**GIVEN REQUEST**
Omit every picture, then give all the entries again exactly.

**RECORDS PROVIDED**

□ □ □ □ □ □ □

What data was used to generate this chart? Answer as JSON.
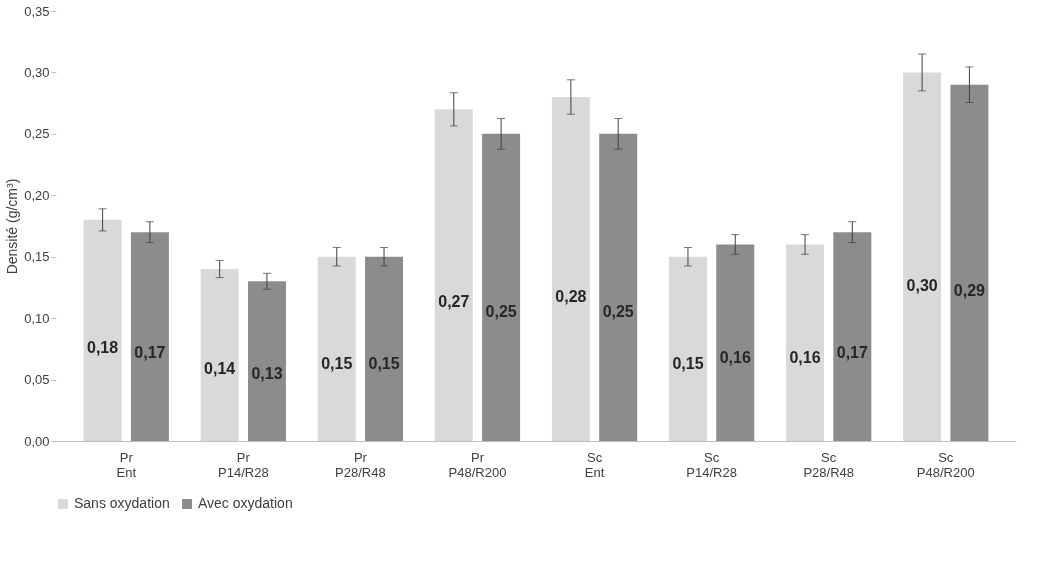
{
  "chart_data": {
    "type": "bar",
    "ylabel": "Densité (g/cm³)",
    "categories": [
      "Pr Ent",
      "Pr P14/R28",
      "Pr P28/R48",
      "Pr P48/R200",
      "Sc Ent",
      "Sc P14/R28",
      "Sc P28/R48",
      "Sc P48/R200"
    ],
    "series": [
      {
        "name": "Sans oxydation",
        "color": "#d9d9d9",
        "values": [
          0.18,
          0.14,
          0.15,
          0.27,
          0.28,
          0.15,
          0.16,
          0.3
        ],
        "errors": [
          0.009,
          0.007,
          0.0075,
          0.0135,
          0.014,
          0.0075,
          0.008,
          0.015
        ],
        "value_labels": [
          "0,18",
          "0,14",
          "0,15",
          "0,27",
          "0,28",
          "0,15",
          "0,16",
          "0,30"
        ]
      },
      {
        "name": "Avec oxydation",
        "color": "#8c8c8c",
        "values": [
          0.17,
          0.13,
          0.15,
          0.25,
          0.25,
          0.16,
          0.17,
          0.29
        ],
        "errors": [
          0.0085,
          0.0065,
          0.0075,
          0.0125,
          0.0125,
          0.008,
          0.0085,
          0.0145
        ],
        "value_labels": [
          "0,17",
          "0,13",
          "0,15",
          "0,25",
          "0,25",
          "0,16",
          "0,17",
          "0,29"
        ]
      }
    ],
    "ylim": [
      0,
      0.35
    ],
    "yticks": [
      {
        "value": 0,
        "label": "0,00"
      },
      {
        "value": 0.05,
        "label": "0,05"
      },
      {
        "value": 0.1,
        "label": "0,10"
      },
      {
        "value": 0.15,
        "label": "0,15"
      },
      {
        "value": 0.2,
        "label": "0,20"
      },
      {
        "value": 0.25,
        "label": "0,25"
      },
      {
        "value": 0.3,
        "label": "0,30"
      },
      {
        "value": 0.35,
        "label": "0,35"
      }
    ],
    "grid": false,
    "legend": "bottom"
  }
}
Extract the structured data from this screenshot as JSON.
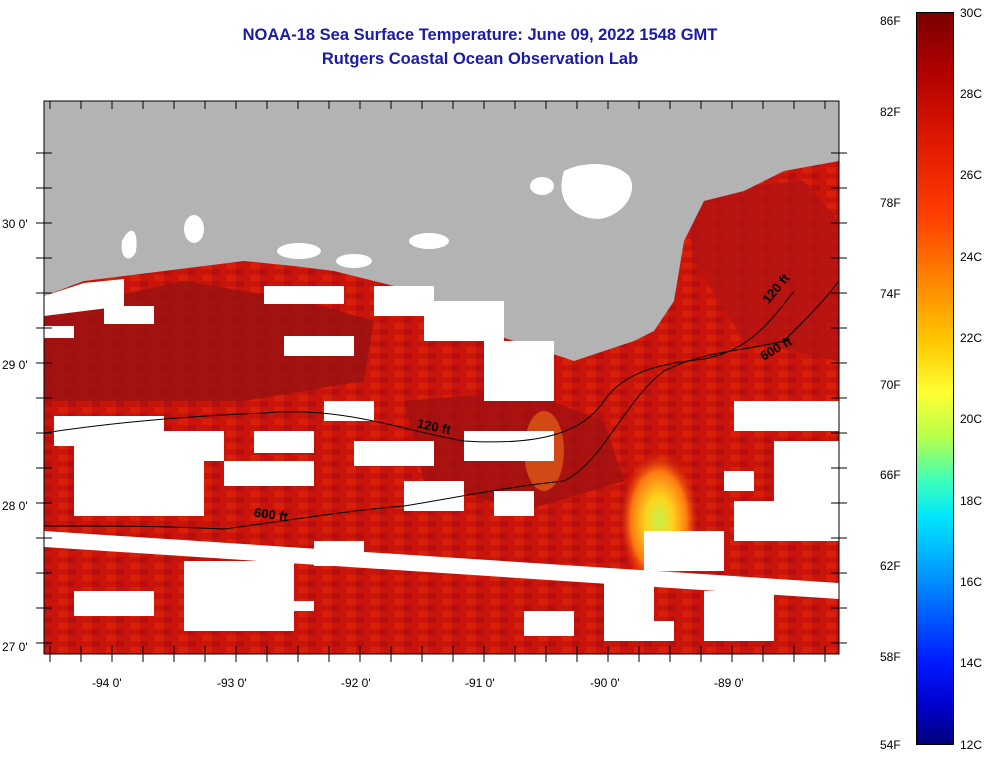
{
  "title": {
    "line1": "NOAA-18 Sea Surface Temperature:  June 09, 2022 1548 GMT",
    "line2": "Rutgers Coastal Ocean Observation Lab"
  },
  "map": {
    "lat_labels": [
      "30 0'",
      "29 0'",
      "28 0'",
      "27 0'"
    ],
    "lon_labels": [
      "-94 0'",
      "-93 0'",
      "-92 0'",
      "-91 0'",
      "-90 0'",
      "-89 0'"
    ],
    "contour_labels": [
      "120 ft",
      "600 ft",
      "120 ft",
      "600 ft"
    ],
    "colors": {
      "land": "#b3b3b3",
      "cloud": "#ffffff",
      "sea_warm": "#cc1408",
      "sea_hot": "#8e1010",
      "upwelling": "#ffd21e"
    }
  },
  "colorbar": {
    "fahrenheit": [
      "86F",
      "82F",
      "78F",
      "74F",
      "70F",
      "66F",
      "62F",
      "58F",
      "54F"
    ],
    "celsius": [
      "30C",
      "28C",
      "26C",
      "24C",
      "22C",
      "20C",
      "18C",
      "16C",
      "14C",
      "12C"
    ]
  }
}
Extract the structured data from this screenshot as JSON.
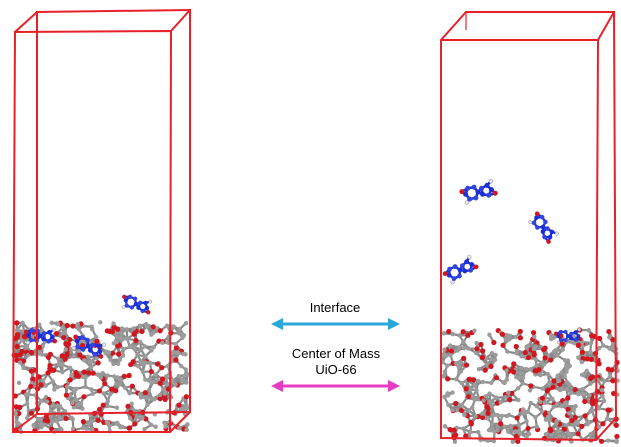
{
  "legend": {
    "interface_label": "Interface",
    "com_label_line1": "Center of Mass",
    "com_label_line2": "UiO-66"
  },
  "colors": {
    "box": "#e8202a",
    "interface_arrow": "#2aa7d9",
    "com_arrow": "#e83cc0",
    "oxygen": "#d0161e",
    "carbon": "#9c9c9c",
    "nitrogen": "#1a2fd6",
    "hydrogen": "#e6e6e6"
  },
  "simulation_boxes": [
    {
      "name": "initial-state-box"
    },
    {
      "name": "final-state-box"
    }
  ]
}
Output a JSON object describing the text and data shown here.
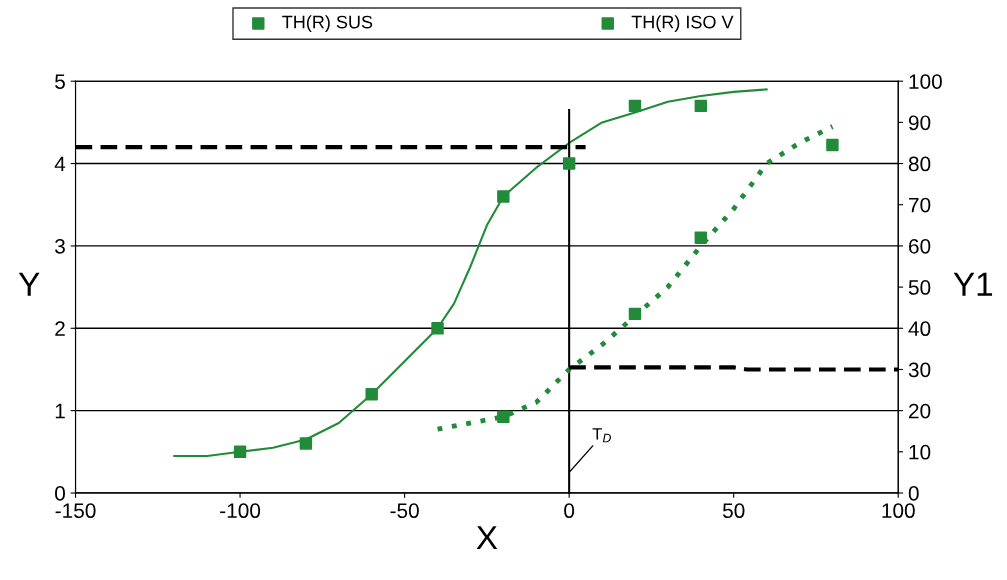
{
  "chart_data": {
    "type": "scatter",
    "xlabel": "X",
    "ylabel": "Y",
    "y2label": "Y1",
    "xlim": [
      -150,
      100
    ],
    "xticks": [
      -150,
      -100,
      -50,
      0,
      50,
      100
    ],
    "ylim": [
      0,
      5
    ],
    "yticks": [
      0,
      1,
      2,
      3,
      4,
      5
    ],
    "y2lim": [
      0,
      100
    ],
    "y2ticks": [
      0,
      10,
      20,
      30,
      40,
      50,
      60,
      70,
      80,
      90,
      100
    ],
    "grid": "y",
    "legend": "top",
    "annotations": [
      {
        "text": "T$_{D}$",
        "x": 0,
        "y": 0.25
      }
    ],
    "series": [
      {
        "name": "TH(R) SUS",
        "marker": "square",
        "color": "#228b3a",
        "x": [
          -100,
          -80,
          -60,
          -40,
          -20,
          0,
          20,
          40
        ],
        "values": [
          0.5,
          0.6,
          1.2,
          2.0,
          3.6,
          4.0,
          4.7,
          4.7
        ]
      },
      {
        "name": "TH(R) ISO V",
        "marker": "square",
        "axis": "y2",
        "color": "#228b3a",
        "x": [
          -20,
          20,
          40,
          80
        ],
        "values": [
          18.5,
          43.5,
          62,
          84.5
        ]
      },
      {
        "type": "line",
        "line_style": "solid",
        "color": "#228b3a",
        "x": [
          -120,
          -110,
          -100,
          -90,
          -80,
          -70,
          -60,
          -50,
          -40,
          -35,
          -30,
          -25,
          -20,
          -10,
          0,
          10,
          20,
          30,
          40,
          50,
          60
        ],
        "values": [
          0.45,
          0.45,
          0.5,
          0.55,
          0.65,
          0.85,
          1.2,
          1.6,
          2.0,
          2.3,
          2.75,
          3.25,
          3.6,
          3.95,
          4.25,
          4.5,
          4.62,
          4.75,
          4.82,
          4.87,
          4.9
        ]
      },
      {
        "type": "line",
        "line_style": "dotted",
        "axis": "y2",
        "color": "#228b3a",
        "x": [
          -40,
          -20,
          -10,
          0,
          10,
          20,
          30,
          40,
          50,
          60,
          70,
          80
        ],
        "values": [
          15.5,
          18.5,
          22,
          30,
          36,
          43,
          50,
          60,
          69,
          80,
          85,
          89
        ]
      },
      {
        "type": "line",
        "line_style": "dashed",
        "color": "#000000",
        "x": [
          -150,
          5
        ],
        "values": [
          4.2,
          4.2
        ]
      },
      {
        "type": "line",
        "line_style": "dashed",
        "axis": "y2",
        "color": "#000000",
        "x": [
          0,
          50,
          54,
          100
        ],
        "values": [
          30.5,
          30.5,
          30,
          30
        ]
      },
      {
        "type": "line",
        "line_style": "solid",
        "color": "#000000",
        "x": [
          0,
          0
        ],
        "values": [
          0,
          4.65
        ]
      }
    ]
  }
}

□ □ □ □ □ □ □

**FINAL RESULT**
What data was used to generate this chart? Answer as JSON.
{
  "chart_data": {
    "type": "bar",
    "ylabel": "Densité (g/cm³)",
    "categories": [
      "Pr Ent",
      "Pr P14/R28",
      "Pr P28/R48",
      "Pr P48/R200",
      "Sc Ent",
      "Sc P14/R28",
      "Sc P28/R48",
      "Sc P48/R200"
    ],
    "series": [
      {
        "name": "Sans oxydation",
        "color": "#d9d9d9",
        "values": [
          0.18,
          0.14,
          0.15,
          0.27,
          0.28,
          0.15,
          0.16,
          0.3
        ],
        "errors": [
          0.009,
          0.007,
          0.0075,
          0.0135,
          0.014,
          0.0075,
          0.008,
          0.015
        ],
        "value_labels": [
          "0,18",
          "0,14",
          "0,15",
          "0,27",
          "0,28",
          "0,15",
          "0,16",
          "0,30"
        ]
      },
      {
        "name": "Avec oxydation",
        "color": "#8c8c8c",
        "values": [
          0.17,
          0.13,
          0.15,
          0.25,
          0.25,
          0.16,
          0.17,
          0.29
        ],
        "errors": [
          0.0085,
          0.0065,
          0.0075,
          0.0125,
          0.0125,
          0.008,
          0.0085,
          0.0145
        ],
        "value_labels": [
          "0,17",
          "0,13",
          "0,15",
          "0,25",
          "0,25",
          "0,16",
          "0,17",
          "0,29"
        ]
      }
    ],
    "ylim": [
      0,
      0.35
    ],
    "yticks": [
      {
        "value": 0,
        "label": "0,00"
      },
      {
        "value": 0.05,
        "label": "0,05"
      },
      {
        "value": 0.1,
        "label": "0,10"
      },
      {
        "value": 0.15,
        "label": "0,15"
      },
      {
        "value": 0.2,
        "label": "0,20"
      },
      {
        "value": 0.25,
        "label": "0,25"
      },
      {
        "value": 0.3,
        "label": "0,30"
      },
      {
        "value": 0.35,
        "label": "0,35"
      }
    ],
    "grid": false,
    "legend": "bottom"
  }
}
Extract the structured data from this screenshot as JSON.
{
  "title": {
    "line1": "NOAA-18 Sea Surface Temperature:  June 09, 2022 1548 GMT",
    "line2": "Rutgers Coastal Ocean Observation Lab"
  },
  "map": {
    "lat_labels": [
      "30 0'",
      "29 0'",
      "28 0'",
      "27 0'"
    ],
    "lon_labels": [
      "-94 0'",
      "-93 0'",
      "-92 0'",
      "-91 0'",
      "-90 0'",
      "-89 0'"
    ],
    "contour_labels": [
      "120 ft",
      "600 ft",
      "120 ft",
      "600 ft"
    ],
    "colors": {
      "land": "#b3b3b3",
      "cloud": "#ffffff",
      "sea_warm": "#cc1408",
      "sea_hot": "#8e1010",
      "upwelling": "#ffd21e"
    }
  },
  "colorbar": {
    "fahrenheit": [
      "86F",
      "82F",
      "78F",
      "74F",
      "70F",
      "66F",
      "62F",
      "58F",
      "54F"
    ],
    "celsius": [
      "30C",
      "28C",
      "26C",
      "24C",
      "22C",
      "20C",
      "18C",
      "16C",
      "14C",
      "12C"
    ]
  }
}
Extract the structured data from this screenshot as JSON.
{
  "legend": {
    "interface_label": "Interface",
    "com_label_line1": "Center of Mass",
    "com_label_line2": "UiO-66"
  },
  "colors": {
    "box": "#e8202a",
    "interface_arrow": "#2aa7d9",
    "com_arrow": "#e83cc0",
    "oxygen": "#d0161e",
    "carbon": "#9c9c9c",
    "nitrogen": "#1a2fd6",
    "hydrogen": "#e6e6e6"
  },
  "simulation_boxes": [
    {
      "name": "initial-state-box"
    },
    {
      "name": "final-state-box"
    }
  ]
}
Output a JSON object describing the text and data shown here.
{
  "chart_data": {
    "type": "scatter",
    "xlabel": "X",
    "ylabel": "Y",
    "y2label": "Y1",
    "xlim": [
      -150,
      100
    ],
    "xticks": [
      -150,
      -100,
      -50,
      0,
      50,
      100
    ],
    "ylim": [
      0,
      5
    ],
    "yticks": [
      0,
      1,
      2,
      3,
      4,
      5
    ],
    "y2lim": [
      0,
      100
    ],
    "y2ticks": [
      0,
      10,
      20,
      30,
      40,
      50,
      60,
      70,
      80,
      90,
      100
    ],
    "grid": "y",
    "legend": "top",
    "annotations": [
      {
        "text": "T$_{D}$",
        "x": 0,
        "y": 0.25
      }
    ],
    "series": [
      {
        "name": "TH(R) SUS",
        "marker": "square",
        "color": "#228b3a",
        "x": [
          -100,
          -80,
          -60,
          -40,
          -20,
          0,
          20,
          40
        ],
        "values": [
          0.5,
          0.6,
          1.2,
          2.0,
          3.6,
          4.0,
          4.7,
          4.7
        ]
      },
      {
        "name": "TH(R) ISO V",
        "marker": "square",
        "axis": "y2",
        "color": "#228b3a",
        "x": [
          -20,
          20,
          40,
          80
        ],
        "values": [
          18.5,
          43.5,
          62,
          84.5
        ]
      },
      {
        "type": "line",
        "line_style": "solid",
        "color": "#228b3a",
        "x": [
          -120,
          -110,
          -100,
          -90,
          -80,
          -70,
          -60,
          -50,
          -40,
          -35,
          -30,
          -25,
          -20,
          -10,
          0,
          10,
          20,
          30,
          40,
          50,
          60
        ],
        "values": [
          0.45,
          0.45,
          0.5,
          0.55,
          0.65,
          0.85,
          1.2,
          1.6,
          2.0,
          2.3,
          2.75,
          3.25,
          3.6,
          3.95,
          4.25,
          4.5,
          4.62,
          4.75,
          4.82,
          4.87,
          4.9
        ]
      },
      {
        "type": "line",
        "line_style": "dotted",
        "axis": "y2",
        "color": "#228b3a",
        "x": [
          -40,
          -20,
          -10,
          0,
          10,
          20,
          30,
          40,
          50,
          60,
          70,
          80
        ],
        "values": [
          15.5,
          18.5,
          22,
          30,
          36,
          43,
          50,
          60,
          69,
          80,
          85,
          89
        ]
      },
      {
        "type": "line",
        "line_style": "dashed",
        "color": "#000000",
        "x": [
          -150,
          5
        ],
        "values": [
          4.2,
          4.2
        ]
      },
      {
        "type": "line",
        "line_style": "dashed",
        "axis": "y2",
        "color": "#000000",
        "x": [
          0,
          50,
          54,
          100
        ],
        "values": [
          30.5,
          30.5,
          30,
          30
        ]
      },
      {
        "type": "line",
        "line_style": "solid",
        "color": "#000000",
        "x": [
          0,
          0
        ],
        "values": [
          0,
          4.65
        ]
      }
    ]
  }
}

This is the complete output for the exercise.